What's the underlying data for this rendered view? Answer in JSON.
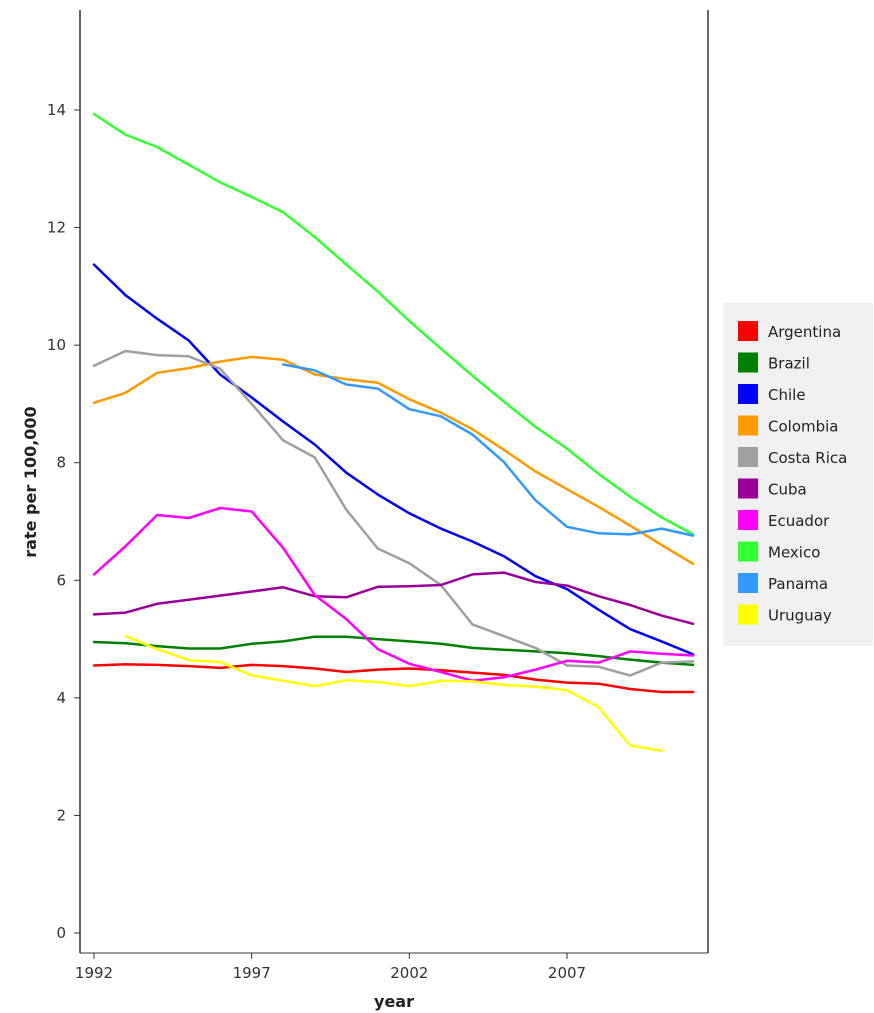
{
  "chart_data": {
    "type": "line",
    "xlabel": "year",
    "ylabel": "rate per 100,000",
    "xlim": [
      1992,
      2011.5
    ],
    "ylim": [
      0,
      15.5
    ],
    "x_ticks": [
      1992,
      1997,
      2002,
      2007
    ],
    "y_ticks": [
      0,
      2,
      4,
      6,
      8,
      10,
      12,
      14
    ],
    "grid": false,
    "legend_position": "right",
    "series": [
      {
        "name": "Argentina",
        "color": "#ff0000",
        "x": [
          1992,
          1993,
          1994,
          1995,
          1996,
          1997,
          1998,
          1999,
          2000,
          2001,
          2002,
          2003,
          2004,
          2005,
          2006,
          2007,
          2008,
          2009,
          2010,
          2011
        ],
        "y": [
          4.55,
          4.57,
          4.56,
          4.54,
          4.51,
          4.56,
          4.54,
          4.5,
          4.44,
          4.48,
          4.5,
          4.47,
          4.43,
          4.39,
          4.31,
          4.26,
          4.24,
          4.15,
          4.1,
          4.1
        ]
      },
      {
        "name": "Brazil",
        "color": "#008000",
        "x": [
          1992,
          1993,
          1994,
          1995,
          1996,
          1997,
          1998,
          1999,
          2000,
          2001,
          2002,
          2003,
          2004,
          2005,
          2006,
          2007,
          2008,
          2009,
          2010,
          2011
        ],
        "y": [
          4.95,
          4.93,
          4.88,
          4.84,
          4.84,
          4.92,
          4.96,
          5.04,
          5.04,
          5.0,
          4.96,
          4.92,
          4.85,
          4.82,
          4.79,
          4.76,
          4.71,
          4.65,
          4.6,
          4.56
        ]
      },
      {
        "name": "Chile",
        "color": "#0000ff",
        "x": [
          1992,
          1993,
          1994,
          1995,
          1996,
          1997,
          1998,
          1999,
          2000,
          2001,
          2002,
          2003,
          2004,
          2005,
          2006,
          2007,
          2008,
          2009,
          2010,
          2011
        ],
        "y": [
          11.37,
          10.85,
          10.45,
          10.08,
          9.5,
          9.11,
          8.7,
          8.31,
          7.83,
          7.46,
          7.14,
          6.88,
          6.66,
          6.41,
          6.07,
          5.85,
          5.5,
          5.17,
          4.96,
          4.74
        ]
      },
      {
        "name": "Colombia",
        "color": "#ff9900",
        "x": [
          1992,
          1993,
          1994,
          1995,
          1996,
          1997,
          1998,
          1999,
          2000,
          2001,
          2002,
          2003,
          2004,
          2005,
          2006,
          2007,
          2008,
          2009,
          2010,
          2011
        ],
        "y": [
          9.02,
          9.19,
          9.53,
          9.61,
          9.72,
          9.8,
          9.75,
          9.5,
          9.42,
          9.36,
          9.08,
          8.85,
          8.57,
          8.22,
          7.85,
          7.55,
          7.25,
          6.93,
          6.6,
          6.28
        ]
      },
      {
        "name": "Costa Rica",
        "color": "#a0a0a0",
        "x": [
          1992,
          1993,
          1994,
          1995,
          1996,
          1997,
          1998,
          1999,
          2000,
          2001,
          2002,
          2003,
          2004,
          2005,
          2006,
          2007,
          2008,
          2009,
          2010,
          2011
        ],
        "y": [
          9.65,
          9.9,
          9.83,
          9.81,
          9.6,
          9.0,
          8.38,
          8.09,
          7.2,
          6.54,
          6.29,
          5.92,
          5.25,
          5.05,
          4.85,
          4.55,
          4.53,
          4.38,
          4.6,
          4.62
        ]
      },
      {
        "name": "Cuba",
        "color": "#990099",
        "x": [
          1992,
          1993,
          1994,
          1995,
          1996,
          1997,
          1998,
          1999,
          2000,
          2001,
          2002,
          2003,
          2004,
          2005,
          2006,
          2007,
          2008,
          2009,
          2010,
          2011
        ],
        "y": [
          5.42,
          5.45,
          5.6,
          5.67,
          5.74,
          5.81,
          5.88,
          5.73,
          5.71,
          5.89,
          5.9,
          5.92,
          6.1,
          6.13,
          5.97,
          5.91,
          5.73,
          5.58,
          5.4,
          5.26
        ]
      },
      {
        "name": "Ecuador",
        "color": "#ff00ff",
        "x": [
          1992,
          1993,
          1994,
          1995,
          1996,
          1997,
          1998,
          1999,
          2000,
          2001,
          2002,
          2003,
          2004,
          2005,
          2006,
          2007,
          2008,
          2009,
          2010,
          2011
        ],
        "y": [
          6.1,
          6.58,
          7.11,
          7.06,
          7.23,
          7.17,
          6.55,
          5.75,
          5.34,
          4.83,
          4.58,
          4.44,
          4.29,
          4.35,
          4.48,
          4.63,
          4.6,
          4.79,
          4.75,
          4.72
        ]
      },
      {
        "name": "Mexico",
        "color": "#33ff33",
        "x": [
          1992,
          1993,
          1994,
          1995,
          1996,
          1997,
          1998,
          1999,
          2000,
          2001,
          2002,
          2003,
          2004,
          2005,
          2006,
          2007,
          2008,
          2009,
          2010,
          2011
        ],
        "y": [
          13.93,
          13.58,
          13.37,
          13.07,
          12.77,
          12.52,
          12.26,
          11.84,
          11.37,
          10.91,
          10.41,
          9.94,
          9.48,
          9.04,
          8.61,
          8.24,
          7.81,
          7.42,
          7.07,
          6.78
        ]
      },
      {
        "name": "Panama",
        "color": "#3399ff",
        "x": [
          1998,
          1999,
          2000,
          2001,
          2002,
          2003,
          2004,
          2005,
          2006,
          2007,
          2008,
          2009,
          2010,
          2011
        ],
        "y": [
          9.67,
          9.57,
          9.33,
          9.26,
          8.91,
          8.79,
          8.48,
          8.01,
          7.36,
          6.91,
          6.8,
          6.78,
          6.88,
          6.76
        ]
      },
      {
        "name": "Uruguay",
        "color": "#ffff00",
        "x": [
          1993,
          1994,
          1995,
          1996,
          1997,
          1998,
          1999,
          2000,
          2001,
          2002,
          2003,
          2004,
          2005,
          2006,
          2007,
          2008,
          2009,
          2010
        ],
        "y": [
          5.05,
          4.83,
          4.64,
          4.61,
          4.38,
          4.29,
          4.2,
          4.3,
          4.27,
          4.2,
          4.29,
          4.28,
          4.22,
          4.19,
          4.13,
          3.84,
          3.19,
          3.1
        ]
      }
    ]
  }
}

* * * * * * * * *

Aim of the task
Write out the whole listing exactly, and drop the pictures.

Result for this task
What's the underlying data for this rendered view? Answer in JSON.
{
  "chart_data": {
    "type": "line",
    "xlabel": "year",
    "ylabel": "rate per 100,000",
    "xlim": [
      1992,
      2011.5
    ],
    "ylim": [
      0,
      15.5
    ],
    "x_ticks": [
      1992,
      1997,
      2002,
      2007
    ],
    "y_ticks": [
      0,
      2,
      4,
      6,
      8,
      10,
      12,
      14
    ],
    "grid": false,
    "legend_position": "right",
    "series": [
      {
        "name": "Argentina",
        "color": "#ff0000",
        "x": [
          1992,
          1993,
          1994,
          1995,
          1996,
          1997,
          1998,
          1999,
          2000,
          2001,
          2002,
          2003,
          2004,
          2005,
          2006,
          2007,
          2008,
          2009,
          2010,
          2011
        ],
        "y": [
          4.55,
          4.57,
          4.56,
          4.54,
          4.51,
          4.56,
          4.54,
          4.5,
          4.44,
          4.48,
          4.5,
          4.47,
          4.43,
          4.39,
          4.31,
          4.26,
          4.24,
          4.15,
          4.1,
          4.1
        ]
      },
      {
        "name": "Brazil",
        "color": "#008000",
        "x": [
          1992,
          1993,
          1994,
          1995,
          1996,
          1997,
          1998,
          1999,
          2000,
          2001,
          2002,
          2003,
          2004,
          2005,
          2006,
          2007,
          2008,
          2009,
          2010,
          2011
        ],
        "y": [
          4.95,
          4.93,
          4.88,
          4.84,
          4.84,
          4.92,
          4.96,
          5.04,
          5.04,
          5.0,
          4.96,
          4.92,
          4.85,
          4.82,
          4.79,
          4.76,
          4.71,
          4.65,
          4.6,
          4.56
        ]
      },
      {
        "name": "Chile",
        "color": "#0000ff",
        "x": [
          1992,
          1993,
          1994,
          1995,
          1996,
          1997,
          1998,
          1999,
          2000,
          2001,
          2002,
          2003,
          2004,
          2005,
          2006,
          2007,
          2008,
          2009,
          2010,
          2011
        ],
        "y": [
          11.37,
          10.85,
          10.45,
          10.08,
          9.5,
          9.11,
          8.7,
          8.31,
          7.83,
          7.46,
          7.14,
          6.88,
          6.66,
          6.41,
          6.07,
          5.85,
          5.5,
          5.17,
          4.96,
          4.74
        ]
      },
      {
        "name": "Colombia",
        "color": "#ff9900",
        "x": [
          1992,
          1993,
          1994,
          1995,
          1996,
          1997,
          1998,
          1999,
          2000,
          2001,
          2002,
          2003,
          2004,
          2005,
          2006,
          2007,
          2008,
          2009,
          2010,
          2011
        ],
        "y": [
          9.02,
          9.19,
          9.53,
          9.61,
          9.72,
          9.8,
          9.75,
          9.5,
          9.42,
          9.36,
          9.08,
          8.85,
          8.57,
          8.22,
          7.85,
          7.55,
          7.25,
          6.93,
          6.6,
          6.28
        ]
      },
      {
        "name": "Costa Rica",
        "color": "#a0a0a0",
        "x": [
          1992,
          1993,
          1994,
          1995,
          1996,
          1997,
          1998,
          1999,
          2000,
          2001,
          2002,
          2003,
          2004,
          2005,
          2006,
          2007,
          2008,
          2009,
          2010,
          2011
        ],
        "y": [
          9.65,
          9.9,
          9.83,
          9.81,
          9.6,
          9.0,
          8.38,
          8.09,
          7.2,
          6.54,
          6.29,
          5.92,
          5.25,
          5.05,
          4.85,
          4.55,
          4.53,
          4.38,
          4.6,
          4.62
        ]
      },
      {
        "name": "Cuba",
        "color": "#990099",
        "x": [
          1992,
          1993,
          1994,
          1995,
          1996,
          1997,
          1998,
          1999,
          2000,
          2001,
          2002,
          2003,
          2004,
          2005,
          2006,
          2007,
          2008,
          2009,
          2010,
          2011
        ],
        "y": [
          5.42,
          5.45,
          5.6,
          5.67,
          5.74,
          5.81,
          5.88,
          5.73,
          5.71,
          5.89,
          5.9,
          5.92,
          6.1,
          6.13,
          5.97,
          5.91,
          5.73,
          5.58,
          5.4,
          5.26
        ]
      },
      {
        "name": "Ecuador",
        "color": "#ff00ff",
        "x": [
          1992,
          1993,
          1994,
          1995,
          1996,
          1997,
          1998,
          1999,
          2000,
          2001,
          2002,
          2003,
          2004,
          2005,
          2006,
          2007,
          2008,
          2009,
          2010,
          2011
        ],
        "y": [
          6.1,
          6.58,
          7.11,
          7.06,
          7.23,
          7.17,
          6.55,
          5.75,
          5.34,
          4.83,
          4.58,
          4.44,
          4.29,
          4.35,
          4.48,
          4.63,
          4.6,
          4.79,
          4.75,
          4.72
        ]
      },
      {
        "name": "Mexico",
        "color": "#33ff33",
        "x": [
          1992,
          1993,
          1994,
          1995,
          1996,
          1997,
          1998,
          1999,
          2000,
          2001,
          2002,
          2003,
          2004,
          2005,
          2006,
          2007,
          2008,
          2009,
          2010,
          2011
        ],
        "y": [
          13.93,
          13.58,
          13.37,
          13.07,
          12.77,
          12.52,
          12.26,
          11.84,
          11.37,
          10.91,
          10.41,
          9.94,
          9.48,
          9.04,
          8.61,
          8.24,
          7.81,
          7.42,
          7.07,
          6.78
        ]
      },
      {
        "name": "Panama",
        "color": "#3399ff",
        "x": [
          1998,
          1999,
          2000,
          2001,
          2002,
          2003,
          2004,
          2005,
          2006,
          2007,
          2008,
          2009,
          2010,
          2011
        ],
        "y": [
          9.67,
          9.57,
          9.33,
          9.26,
          8.91,
          8.79,
          8.48,
          8.01,
          7.36,
          6.91,
          6.8,
          6.78,
          6.88,
          6.76
        ]
      },
      {
        "name": "Uruguay",
        "color": "#ffff00",
        "x": [
          1993,
          1994,
          1995,
          1996,
          1997,
          1998,
          1999,
          2000,
          2001,
          2002,
          2003,
          2004,
          2005,
          2006,
          2007,
          2008,
          2009,
          2010
        ],
        "y": [
          5.05,
          4.83,
          4.64,
          4.61,
          4.38,
          4.29,
          4.2,
          4.3,
          4.27,
          4.2,
          4.29,
          4.28,
          4.22,
          4.19,
          4.13,
          3.84,
          3.19,
          3.1
        ]
      }
    ]
  }
}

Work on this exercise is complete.